[Supplied text]

Content starts

- ICH GCP
- US Clinical Trials Registry
- Clinical Trial NCT01430884
Analysis of Human Coronary Aspirate (AHCA)
December 2, 2014 updated by: Petra Kleinbongard, Universität Duisburg-Essen
Human Coronary Aspirate: Characterization of Particular and Soluble Substances and the Impact on Microvascular Obstruction
During elective percutaneous coronary intervention (PCI), both proximal and distal protection devices are used.
The distal occlusion protection device temporarily occludes the vessel distal to the lesion during the intervention, thereby capturing both particular debris and soluble substances released from the lesion such that they can be aspirated and prevented from reaching the coronary microcirculation.
Rather than simply discarding the material which is retrieved from use of protection devices, the investigators have recently taken advantage of this situation, sampled the particulate and soluble material and subjected it to a variety of analyses with the ultimate goal to have a better insight into the respective plaque composition and to correlate it to the individual imaging and clinical data.
On the basis of such information the investigators aim to better understand the pathophysiology of plaque vulnerability and to possibly predict the clinical development of the individual patient.
Study Overview
Status
Unknown
Intervention / Treatment
Detailed Description
Patients
- Symptomatic patients with a significant stenosis (diameter stenosis >75% or significant FFR) in a native coronary vessel or a saphenous vein aortocoronary bypass graft.
- All patients are on aspirin (100 mg/day) and received 10,000 I.U. heparin intravenously.
- Coronary angiography is performed via the femoral approach.
- Full informed consent are obtained from all patients before participating in the study.
Stenosis severity/Plaque composition
- Quantification of stenosis severity was performed with the use of off-line caliper measurements (QCA-MEDIS, Leiden, NL).
Intravascular imaging analyses before and after stent implantation to characterize plaque morphology:
- IVUS(Eagle-EyeTM 20 MHz catheter and R-100 pullback device, Volcano Corporation, Rancho Cordova, CA, USA)
- OCT (St. Jude Medical Lightlab C7 Dragonfly Imaging Catheter)
- NIRS (InfraReDx TVC Insight catheter)
Interventional procedure
Distal balloon occlusion devices:
- TriAktiv SVG/3.5-FX-catheter; Kensey Nash, Exton, USA or
- GuardWire Temporary Occlusion & Aspiration System; Medtronic Inc., Minneapolis, MN USA Implantation of balloon-expandable stents using balloon pressures between 14 and 18 atm and a balloon-to-vessel diameter ratio of 1:1.
Coronary arterial blood and coronary aspirate
- Coronary arterial blood is taken distal to the lesion before stent implantation and coronary aspirate blood is obtained during stent implantation (each in Heparin- or EDTA- Monovettes, SARSTEDT AG & Co, Nümbrecht, Germany).
- Ex vivo coronary aspirate blood is filtered through a mesh filter with pores of 40 μm diameter.
- Immediately centrifugation of the filtered coronary arterial and aspirate blood (800g, 10 min, 4°C).
- Particulate debris and coronary arterial and aspirate plasma are quickly frozen in liquid nitrogen and stored at -80°C until further use.
Analysis / Aim :
- Using different methods for determining severity of stenosis and plaque composition.

Content ends

(Structured page parsing data)

Content starts

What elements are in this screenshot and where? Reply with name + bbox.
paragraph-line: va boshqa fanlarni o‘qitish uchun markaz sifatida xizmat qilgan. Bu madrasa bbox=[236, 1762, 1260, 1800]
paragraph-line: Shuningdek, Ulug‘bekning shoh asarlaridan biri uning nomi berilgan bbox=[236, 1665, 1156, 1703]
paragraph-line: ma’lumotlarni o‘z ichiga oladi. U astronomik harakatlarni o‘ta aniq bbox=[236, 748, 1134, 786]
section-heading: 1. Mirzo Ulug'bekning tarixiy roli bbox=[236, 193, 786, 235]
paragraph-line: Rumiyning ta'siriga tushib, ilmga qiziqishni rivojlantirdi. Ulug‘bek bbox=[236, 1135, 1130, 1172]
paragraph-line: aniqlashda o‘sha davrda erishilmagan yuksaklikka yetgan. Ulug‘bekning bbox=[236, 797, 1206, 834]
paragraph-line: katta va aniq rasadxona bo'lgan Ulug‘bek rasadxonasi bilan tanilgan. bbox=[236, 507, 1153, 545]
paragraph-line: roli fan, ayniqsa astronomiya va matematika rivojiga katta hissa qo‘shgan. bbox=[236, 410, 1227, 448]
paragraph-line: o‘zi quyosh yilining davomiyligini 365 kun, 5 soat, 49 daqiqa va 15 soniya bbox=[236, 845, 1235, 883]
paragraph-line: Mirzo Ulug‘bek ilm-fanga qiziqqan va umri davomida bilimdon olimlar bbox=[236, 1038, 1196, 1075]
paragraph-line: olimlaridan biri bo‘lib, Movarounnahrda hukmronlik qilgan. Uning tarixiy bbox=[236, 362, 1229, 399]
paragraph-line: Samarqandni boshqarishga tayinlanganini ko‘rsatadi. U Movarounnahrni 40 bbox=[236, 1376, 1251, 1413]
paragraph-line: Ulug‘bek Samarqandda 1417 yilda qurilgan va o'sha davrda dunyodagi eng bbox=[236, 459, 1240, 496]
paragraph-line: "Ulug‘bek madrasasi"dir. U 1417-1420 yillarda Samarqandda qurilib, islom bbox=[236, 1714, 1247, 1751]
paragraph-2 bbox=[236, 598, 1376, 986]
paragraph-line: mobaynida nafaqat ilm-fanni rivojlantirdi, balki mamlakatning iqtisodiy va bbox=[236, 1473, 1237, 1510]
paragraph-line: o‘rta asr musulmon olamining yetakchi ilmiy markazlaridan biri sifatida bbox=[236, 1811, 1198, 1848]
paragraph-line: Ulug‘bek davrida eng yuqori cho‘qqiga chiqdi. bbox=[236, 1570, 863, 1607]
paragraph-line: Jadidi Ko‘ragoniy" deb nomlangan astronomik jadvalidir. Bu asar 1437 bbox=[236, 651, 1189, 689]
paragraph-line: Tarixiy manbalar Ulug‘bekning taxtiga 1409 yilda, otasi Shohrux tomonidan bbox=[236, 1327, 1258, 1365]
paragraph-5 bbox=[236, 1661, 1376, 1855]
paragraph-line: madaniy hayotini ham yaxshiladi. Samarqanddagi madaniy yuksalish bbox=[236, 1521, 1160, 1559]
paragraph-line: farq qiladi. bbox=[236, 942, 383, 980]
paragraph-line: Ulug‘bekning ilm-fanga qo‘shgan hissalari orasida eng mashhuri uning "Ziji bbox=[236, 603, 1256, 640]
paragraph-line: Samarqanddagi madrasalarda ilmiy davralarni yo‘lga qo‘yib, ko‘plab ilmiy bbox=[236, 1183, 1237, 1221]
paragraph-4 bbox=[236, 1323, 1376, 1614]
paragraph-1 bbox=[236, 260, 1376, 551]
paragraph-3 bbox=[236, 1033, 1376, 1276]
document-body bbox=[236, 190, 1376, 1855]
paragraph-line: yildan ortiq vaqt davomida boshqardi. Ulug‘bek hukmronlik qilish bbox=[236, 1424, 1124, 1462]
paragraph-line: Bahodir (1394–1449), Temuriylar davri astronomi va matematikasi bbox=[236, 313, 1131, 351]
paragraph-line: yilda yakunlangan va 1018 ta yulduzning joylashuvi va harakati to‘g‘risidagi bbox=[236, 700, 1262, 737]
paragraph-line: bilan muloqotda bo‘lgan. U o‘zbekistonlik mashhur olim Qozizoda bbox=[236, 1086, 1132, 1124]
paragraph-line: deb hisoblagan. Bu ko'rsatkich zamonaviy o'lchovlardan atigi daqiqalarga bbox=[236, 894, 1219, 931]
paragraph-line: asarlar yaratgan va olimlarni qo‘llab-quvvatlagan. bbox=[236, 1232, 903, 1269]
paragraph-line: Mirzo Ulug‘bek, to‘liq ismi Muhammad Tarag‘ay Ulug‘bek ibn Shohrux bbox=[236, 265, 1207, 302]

Content ends

[Your tasks]
• 1. In the trial description, what pore diameter does the mesh filter used on ex vivo coronary aspirate blood have?
• 2. Reproduce word for word the portion of the trial description that opens with the words containing "Interventional procedure" and closes with "40 μm diameter.".

[Responses]
• 1. 40 μm

• 2.
Interventional procedure
Distal balloon occlusion devices:
- TriAktiv SVG/3.5-FX-catheter; Kensey Nash, Exton, USA or
- GuardWire Temporary Occlusion & Aspiration System; Medtronic Inc., Minneapolis, MN USA Implantation of balloon-expandable stents using balloon pressures between 14 and 18 atm and a balloon-to-vessel diameter ratio of 1:1.
Coronary arterial blood and coronary aspirate
- Coronary arterial blood is taken distal to the lesion before stent implantation and coronary aspirate blood is obtained during stent implantation (each in Heparin- or EDTA- Monovettes, SARSTEDT AG & Co, Nümbrecht, Germany).
- Ex vivo coronary aspirate blood is filtered through a mesh filter with pores of 40 μm diameter.